_Reading text_.

::::

MariaDB 5.2 and MySQL return the error instead:
1116: Too many tables; MySQL can only use 61 tables in a join

Comment by Jonathan Monahan [ 2014-05-20 ]

Hi Elena,
Thanks for the quick response. I have found documentation at http://dev.mysql.com/doc/refman/5.5/en/limits.html - but I don't fully understand it. It says "The maximum number of tables that can be referenced in a single join is 61" but the view only has 7 tables (but 8 references) and the main query has 8 joins. I guess it means that the total number of table references in the query and any merged views cannot exceed 61 (in our query it is 64).

However, we are currently trying to workaround the issue by expanding the views inline into the query, which seems to work, e.g.:

SELECT 1
FROM ((  SELECT 1
  FROM a a_alias_1
    LEFT JOIN (b b_alias_1 JOIN a a_alias_2) ON b_alias_1.b1 = a_alias_1.a1 AND a_alias_2.a1 = a_alias_1.a1
    LEFT JOIN c c_alias_1 ON c_alias_1.c1 = a_alias_1.a1
    LEFT JOIN d d_alias_1 ON d_alias_1.d1 = a_alias_1.a1
    LEFT JOIN c c_alias_2 ON c_alias_2.c1 = a_alias_1.a1
    LEFT JOIN e e_alias_1 ON e_alias_1.e1 = a_alias_1.a1
    LEFT JOIN f f_alias_1 ON f_alias_1.f1 = a_alias_1.a1
) t1)

::::

_Prompt_. Render this sentence from the comment on the MySQL join limit in Spanish: "I guess it means that the total number of table references in the query and any merged views cannot exceed 61 (in our query it is 64)."

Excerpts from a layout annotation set
::::

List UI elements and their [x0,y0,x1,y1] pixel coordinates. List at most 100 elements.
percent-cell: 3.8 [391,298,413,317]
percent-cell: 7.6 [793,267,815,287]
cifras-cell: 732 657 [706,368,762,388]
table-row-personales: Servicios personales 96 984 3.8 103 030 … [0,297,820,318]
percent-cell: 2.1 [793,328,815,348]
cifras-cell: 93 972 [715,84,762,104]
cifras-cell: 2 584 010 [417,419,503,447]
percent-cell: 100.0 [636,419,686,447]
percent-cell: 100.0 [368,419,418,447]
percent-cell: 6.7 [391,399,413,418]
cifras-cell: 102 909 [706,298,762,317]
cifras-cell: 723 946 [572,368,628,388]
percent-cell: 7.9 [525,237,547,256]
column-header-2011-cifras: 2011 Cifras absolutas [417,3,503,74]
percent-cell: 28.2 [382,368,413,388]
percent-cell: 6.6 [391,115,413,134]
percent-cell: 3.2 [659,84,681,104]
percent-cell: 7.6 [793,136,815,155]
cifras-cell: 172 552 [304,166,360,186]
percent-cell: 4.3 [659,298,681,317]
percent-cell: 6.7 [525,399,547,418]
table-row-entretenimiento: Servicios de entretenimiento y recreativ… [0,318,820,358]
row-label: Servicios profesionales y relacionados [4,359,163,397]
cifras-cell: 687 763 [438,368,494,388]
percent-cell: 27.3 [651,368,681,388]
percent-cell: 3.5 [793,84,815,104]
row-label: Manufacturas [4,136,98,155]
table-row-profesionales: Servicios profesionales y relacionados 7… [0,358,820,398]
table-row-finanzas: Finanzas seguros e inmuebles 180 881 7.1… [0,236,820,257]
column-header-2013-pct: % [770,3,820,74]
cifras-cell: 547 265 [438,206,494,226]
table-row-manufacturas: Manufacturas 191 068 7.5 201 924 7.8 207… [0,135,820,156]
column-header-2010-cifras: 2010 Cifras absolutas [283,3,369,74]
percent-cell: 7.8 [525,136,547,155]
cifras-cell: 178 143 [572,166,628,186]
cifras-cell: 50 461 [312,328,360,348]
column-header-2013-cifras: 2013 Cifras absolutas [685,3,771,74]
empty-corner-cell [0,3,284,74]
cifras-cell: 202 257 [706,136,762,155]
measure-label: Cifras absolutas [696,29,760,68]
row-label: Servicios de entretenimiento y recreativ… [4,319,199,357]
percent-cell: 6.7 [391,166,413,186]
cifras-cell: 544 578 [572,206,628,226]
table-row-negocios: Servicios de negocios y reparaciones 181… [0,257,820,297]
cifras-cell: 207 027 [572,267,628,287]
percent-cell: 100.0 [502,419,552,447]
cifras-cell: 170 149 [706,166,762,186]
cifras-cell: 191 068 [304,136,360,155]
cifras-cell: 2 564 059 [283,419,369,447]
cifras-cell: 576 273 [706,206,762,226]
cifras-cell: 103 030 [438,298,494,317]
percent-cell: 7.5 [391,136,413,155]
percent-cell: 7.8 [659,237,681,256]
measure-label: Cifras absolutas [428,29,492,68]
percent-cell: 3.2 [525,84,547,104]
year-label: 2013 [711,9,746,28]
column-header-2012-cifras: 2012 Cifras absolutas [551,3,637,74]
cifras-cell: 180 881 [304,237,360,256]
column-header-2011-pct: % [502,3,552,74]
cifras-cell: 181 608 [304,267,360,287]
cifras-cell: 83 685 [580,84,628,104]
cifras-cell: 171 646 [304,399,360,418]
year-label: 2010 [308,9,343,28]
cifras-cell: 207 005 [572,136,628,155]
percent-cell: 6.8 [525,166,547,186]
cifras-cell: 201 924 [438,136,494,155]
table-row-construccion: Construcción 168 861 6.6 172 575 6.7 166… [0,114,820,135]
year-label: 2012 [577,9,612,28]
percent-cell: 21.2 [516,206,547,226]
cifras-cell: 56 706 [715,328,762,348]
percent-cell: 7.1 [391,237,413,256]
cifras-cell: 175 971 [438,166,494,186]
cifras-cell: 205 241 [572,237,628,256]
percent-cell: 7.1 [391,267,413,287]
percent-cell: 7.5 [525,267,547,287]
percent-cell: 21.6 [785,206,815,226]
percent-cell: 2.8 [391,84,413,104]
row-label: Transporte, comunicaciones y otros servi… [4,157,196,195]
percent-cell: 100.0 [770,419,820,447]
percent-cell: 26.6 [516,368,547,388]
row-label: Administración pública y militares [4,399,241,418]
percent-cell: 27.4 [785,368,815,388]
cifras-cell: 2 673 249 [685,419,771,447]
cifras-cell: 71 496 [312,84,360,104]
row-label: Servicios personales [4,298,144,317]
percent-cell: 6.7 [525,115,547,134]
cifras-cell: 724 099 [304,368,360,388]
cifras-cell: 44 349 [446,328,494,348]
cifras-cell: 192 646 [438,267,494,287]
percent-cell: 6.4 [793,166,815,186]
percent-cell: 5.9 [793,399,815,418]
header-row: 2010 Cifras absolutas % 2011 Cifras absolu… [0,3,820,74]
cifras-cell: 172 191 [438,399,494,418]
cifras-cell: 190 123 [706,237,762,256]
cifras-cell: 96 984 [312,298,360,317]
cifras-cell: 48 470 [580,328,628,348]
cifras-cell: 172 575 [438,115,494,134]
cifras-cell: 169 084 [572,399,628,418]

::::

_Result of the task_. Supongo que significa que el número total de referencias a tablas en la consulta y en cualquier vista fusionada no puede superar 61 (en nuestra consulta es 64).